begin Excerpted data

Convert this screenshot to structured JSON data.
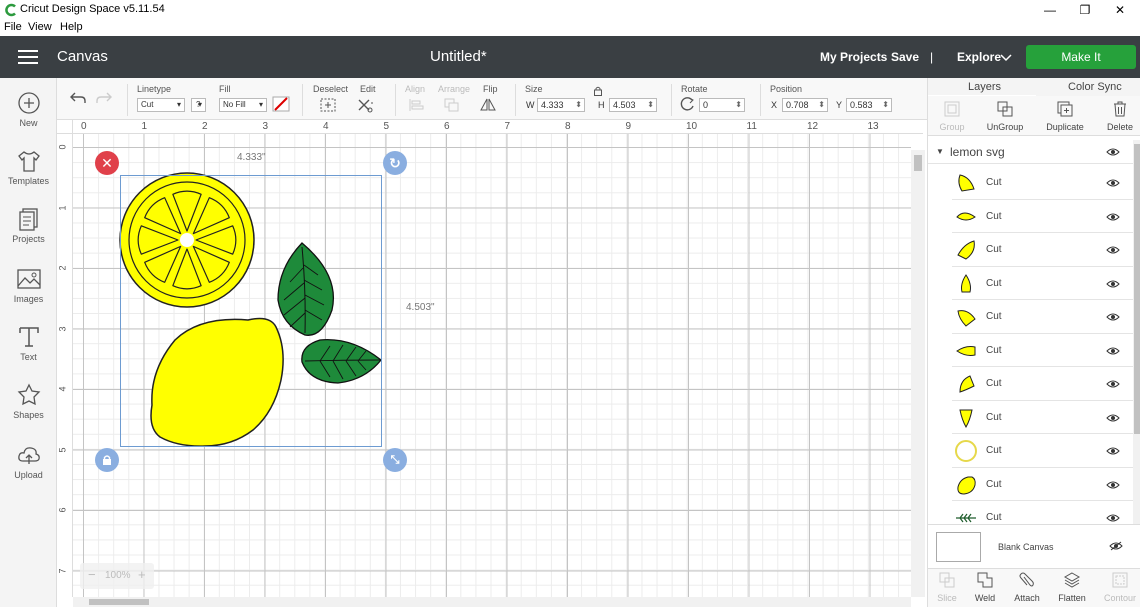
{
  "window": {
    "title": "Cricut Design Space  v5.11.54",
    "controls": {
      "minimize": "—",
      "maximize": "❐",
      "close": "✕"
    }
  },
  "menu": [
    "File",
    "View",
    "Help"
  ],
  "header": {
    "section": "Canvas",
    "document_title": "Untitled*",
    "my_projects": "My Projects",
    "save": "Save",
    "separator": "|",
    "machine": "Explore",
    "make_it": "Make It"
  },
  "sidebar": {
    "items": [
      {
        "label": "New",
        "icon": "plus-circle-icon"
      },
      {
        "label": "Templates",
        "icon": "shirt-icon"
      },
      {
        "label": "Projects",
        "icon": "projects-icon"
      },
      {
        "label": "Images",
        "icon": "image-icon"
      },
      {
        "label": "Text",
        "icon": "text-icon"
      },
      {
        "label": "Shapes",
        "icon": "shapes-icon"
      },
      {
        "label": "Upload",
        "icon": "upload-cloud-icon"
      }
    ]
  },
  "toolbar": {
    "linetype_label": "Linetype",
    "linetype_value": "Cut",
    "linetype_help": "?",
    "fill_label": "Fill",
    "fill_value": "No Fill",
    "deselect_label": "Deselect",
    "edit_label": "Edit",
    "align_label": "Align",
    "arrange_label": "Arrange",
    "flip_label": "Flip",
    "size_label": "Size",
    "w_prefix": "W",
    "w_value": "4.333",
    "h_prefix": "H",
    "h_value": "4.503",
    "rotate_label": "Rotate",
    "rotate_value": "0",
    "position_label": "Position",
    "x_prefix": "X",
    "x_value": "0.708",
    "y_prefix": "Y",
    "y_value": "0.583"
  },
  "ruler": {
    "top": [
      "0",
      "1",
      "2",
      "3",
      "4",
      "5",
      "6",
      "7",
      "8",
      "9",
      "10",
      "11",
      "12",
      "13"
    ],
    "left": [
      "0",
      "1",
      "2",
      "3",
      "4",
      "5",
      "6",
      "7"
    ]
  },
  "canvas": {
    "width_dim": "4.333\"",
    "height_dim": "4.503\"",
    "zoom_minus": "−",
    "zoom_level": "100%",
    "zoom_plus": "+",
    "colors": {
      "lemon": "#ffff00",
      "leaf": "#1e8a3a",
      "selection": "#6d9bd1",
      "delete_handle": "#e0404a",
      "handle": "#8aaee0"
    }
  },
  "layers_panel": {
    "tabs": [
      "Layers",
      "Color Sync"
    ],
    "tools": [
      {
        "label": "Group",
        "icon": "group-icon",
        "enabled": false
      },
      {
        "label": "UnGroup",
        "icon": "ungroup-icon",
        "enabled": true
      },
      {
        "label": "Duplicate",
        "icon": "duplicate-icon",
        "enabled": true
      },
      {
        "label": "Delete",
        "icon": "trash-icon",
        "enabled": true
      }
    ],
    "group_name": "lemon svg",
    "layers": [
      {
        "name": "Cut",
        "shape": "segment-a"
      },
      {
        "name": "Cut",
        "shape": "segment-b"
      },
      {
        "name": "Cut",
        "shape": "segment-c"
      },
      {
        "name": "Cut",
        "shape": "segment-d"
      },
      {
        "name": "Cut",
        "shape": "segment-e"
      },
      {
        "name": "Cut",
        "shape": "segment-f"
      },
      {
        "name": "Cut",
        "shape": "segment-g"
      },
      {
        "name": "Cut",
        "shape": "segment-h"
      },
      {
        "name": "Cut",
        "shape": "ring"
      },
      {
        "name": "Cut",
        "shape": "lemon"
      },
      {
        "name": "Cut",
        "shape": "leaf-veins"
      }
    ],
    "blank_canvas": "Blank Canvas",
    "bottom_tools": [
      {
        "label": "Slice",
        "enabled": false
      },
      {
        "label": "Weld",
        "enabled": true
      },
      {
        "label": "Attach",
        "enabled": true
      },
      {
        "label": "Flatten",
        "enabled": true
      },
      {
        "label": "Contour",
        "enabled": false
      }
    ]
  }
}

end Excerpted data
begin Excerpted data

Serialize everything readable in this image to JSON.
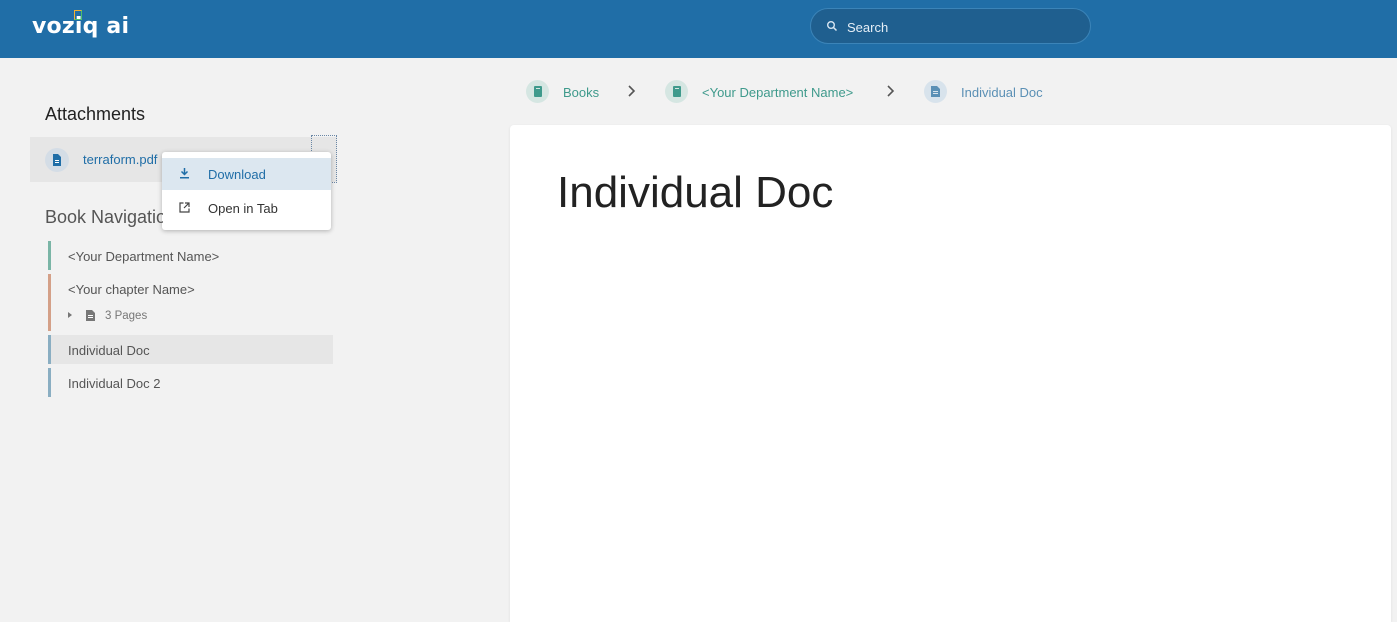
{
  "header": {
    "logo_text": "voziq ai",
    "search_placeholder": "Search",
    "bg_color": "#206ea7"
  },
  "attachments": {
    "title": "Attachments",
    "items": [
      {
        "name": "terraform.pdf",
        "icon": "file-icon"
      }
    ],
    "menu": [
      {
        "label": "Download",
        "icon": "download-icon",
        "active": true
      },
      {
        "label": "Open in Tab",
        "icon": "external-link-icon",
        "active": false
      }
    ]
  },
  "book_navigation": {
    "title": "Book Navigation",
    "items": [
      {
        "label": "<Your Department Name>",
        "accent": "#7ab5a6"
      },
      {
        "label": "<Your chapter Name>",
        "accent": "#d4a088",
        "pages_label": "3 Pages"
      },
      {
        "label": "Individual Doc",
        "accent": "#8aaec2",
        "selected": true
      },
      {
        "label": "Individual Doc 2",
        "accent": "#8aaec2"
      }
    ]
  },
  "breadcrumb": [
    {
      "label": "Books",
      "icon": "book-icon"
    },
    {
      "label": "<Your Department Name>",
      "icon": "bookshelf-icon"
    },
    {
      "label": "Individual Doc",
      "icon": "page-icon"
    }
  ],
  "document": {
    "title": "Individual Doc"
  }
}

end Excerpted data

| Problem description |
Tell how many lines in the records above contain "lemon", giving the number and no other words.

| Answer for this exercise |
3